■ What you have to do: Restate the entire listing word for word.

** START OF Data in this exercise **

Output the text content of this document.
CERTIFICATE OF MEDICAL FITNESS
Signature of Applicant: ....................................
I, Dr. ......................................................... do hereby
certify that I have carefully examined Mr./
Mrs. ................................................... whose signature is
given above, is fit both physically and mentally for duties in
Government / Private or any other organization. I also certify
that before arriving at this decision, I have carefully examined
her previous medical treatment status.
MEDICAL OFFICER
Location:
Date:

** END OF Data in this exercise **

■ Worked answer:
Output the text content of this document.
CERTIFICATE OF MEDICAL FITNESS
Signature of Applicant: ....................................
I, Dr. ......................................................... do hereby
certify that I have carefully examined Mr./
Mrs. ................................................... whose signature is
given above, is fit both physically and mentally for duties in
Government / Private or any other organization. I also certify
that before arriving at this decision, I have carefully examined
her previous medical treatment status.
MEDICAL OFFICER
Location:
Date:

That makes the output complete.